## What you will do
a: Please answer these from the Opus Zero interview, one per line:
(i) Who sent an early draft of the script to Willem Dafoe?
(ii) In which city did Graham visit Dafoe in August 2016?
(iii) In what month and year was the movie green lit?
b: Extend the Opus Zero interview past its final sentence, keeping its voice and format.

## Passage shown
■ ■ ■ ■ ■ ■ ■

Filmmaker Daniel Graham discusses working with Willem Dafoe on his feature debut.
Interview by Benjamin Poole
Writer/director Daniel Graham's feature debut Opus Zero stars Willem Dafoe as Paul, a composer who has travelled to a remote Mexican village where his father recently passed away. While there he gets sidetracked into discovering the fate of a missing woman which ultimately leads to his coming to terms with his father's death and the uncertainty of his own future.
Ahead of its UK release on August 9th, we spoke to Graham about working with an acting legend and the themes of his enigmatic film.
How did Willem Dafoe get involved with the film?
It was Carlos Reygadas, who I worked for on Post Tenebras Lux, who sent an early draft of the script to Willem Dafoe. The two of them are friends. Carlos suggested Willem talk with me and he did just that, phoning me one afternoon in late 2012. He seemed very interested and engaged by the script and over the following three or four years remained so even when, at one rather desperate point, it looked like the project would fall through. Finally, in October 2015, when the movie was green lit, we were all systems go. If it weren't for his commitment to the film and his belief in me I doubt it would ever have been made.
What was it like working with the man who once played Jesus?
Challenging, educational and revealing. I visited him in Rome in August 2016, three months before shooting, to read through the script with him. On day one he immediately started drawing through the dialogue with a pen, editing it to suit his style. I must have looked a little shocked because he said to me, "If you want this dialogue performed exactly as written then you're going to need a better actor," which I thought was a pretty remarkable thing to hear from the man who, as you say, played Jesus, not to mention TS Eliot, Pier Paolo Pasolini and Max Schreck. Much later I was thankful he didn't perform my dialogue as written for it would have resulted in a pretty tedious character. Willem's magic was to take ownership of my dialogue and make it sound like his own thoughts. That's why he carries the role so well. Even when wrangling with some weighty ideas he still manages to make it sound effortless and natural and not like an actor wrestling with a text that is dense. I can't honestly say I did much 'directing' of Willem; he did that mostly himself and he was probably right to, most of the time. Had it been up to me we would have probably spent half a day contemplating something that Willem already had an answer for based on his many many years experience in cinema and in theatre. By this I mean both practical things and theoretical matters. For me it was like a crash course in advanced filmmaking. Of course the argument could be made that if a director casts their film well enough you shouldn't need to do a great deal of directing. I did find however that actors, being highly instinctive and not necessarily intellectual in the application of their craft, prefer concise directions rather than speculative, esoteric ramblings. You can do that during rehearsals and prep maybe, but when shooting you need to get on with it.

■ ■ ■ ■ ■ ■ ■

## Dataset extract
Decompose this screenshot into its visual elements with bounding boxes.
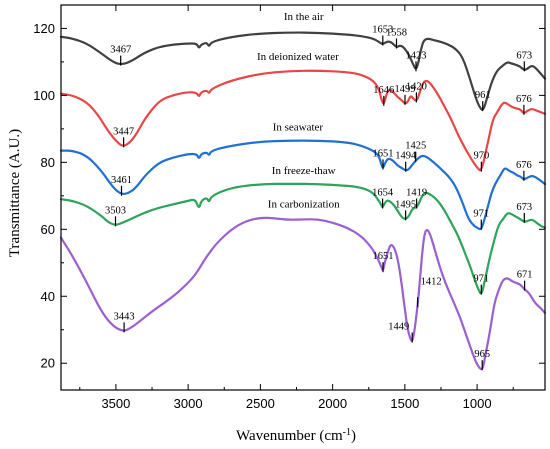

■ ■ ■ ■ ■ ■ ■

## Task results
a:
(i) Carlos Reygadas
(ii) Rome
(iii) October 2015

b:
Willem certainly didn't enjoy rehearsing a great deal. He preferred to wait until we were on set so he could 'inhabit the role' and react to the real space we were shooting in as opposed to a hotel roof terrace, for example, which has an entirely different kind of energy. On set there was high tension at times. An actor's psychology I think is a complex thing. They are vulnerable and emotional and can sometimes be very needy. You have to understand this in order to know how to work with them and get the best out of them. Opus Zero was a high expectation, high pressure film to shoot. I learned a great deal from Willem but my favourite nugget of wisdom was this - "Don't pull apart a woollen jumper too much to find out what it's made from because eventually you'll have nothing left." In other words, don't over analyse. Prepare well but don't over analyse.
I notice in the film that works of art - both paintings and music - feature prominently. The film is also shot in a seemingly deliberate chiaroscuro style. I wonder if you could talk a little about the stylistic choices of Opus Zero and how they support the film’s thematic intentions?
The chiaroscuro was certainly a conscious decision of mine that the DP, Matias Penachino, carried out with great artistry and technical brilliance. Early on I asked him to avoid sunshine and blue skies since we were shooting a movie in the Mexican desert. I also asked him to be moving the camera whenever required which was another challenge given Real de Catorce (where we shot) is a very unevenly cobblestoned village. Matias' work on the film was simply magical. He's a brilliant craftsman and along with Willem was the person I learned the most from on Opus Zero. The 3:1 ratio you see wasn't my first choice. I needed some convincing this was the right choice but after we visited Real de Catorce it became obvious that the space around the characters was as important as their actual movement within the frame. I wanted to put across the idea that we carve our way through this world thinking we're discoverers when in fact we're simply treading the same paths as though who went before us. What they leave behind, whether practical or theoretical, kind of sticks to us like dust and the spaces around the characters in Opus Zero are like the invisible receptacles of these lives. I'm not talking reincarnation here, but simply recycling. The thing with the exchange of paintings that Willem does, replacing Arnold Böcklin's 'Isle of the Dead' with Diego Rivera's 'The Mathematician', could be interpreted as Paul replacing symbolism with realism, imagination with empiricism. Of course he only stumbles across the Rivera painting and the Böcklin was his father's and not his own, but nonetheless it happens at a time that seems as though it were meant to happen. You also have the scene in the amphitheatre, which is lit in a completely theatrical manner, an irony seemingly lost on Daniel who earnestly seeks answers from Paul without first understanding what prompted the questions.
I could rabbit on all day about the language of the film but what it all boiled down to was an attempt to make the written word, the ideas behind them and the placement and movement of the camera to be sort of dancing with each other, asserting their dominance but then receding when their opponent gains the upper hand. I also wanted to step in and out of the movie, to temporarily abdicate the primacy of my own role as director, or at least to give that impression. The movie is one big sleight of hand I guess you could say, hopefully done with some humour and lightness despite the nature of the subject.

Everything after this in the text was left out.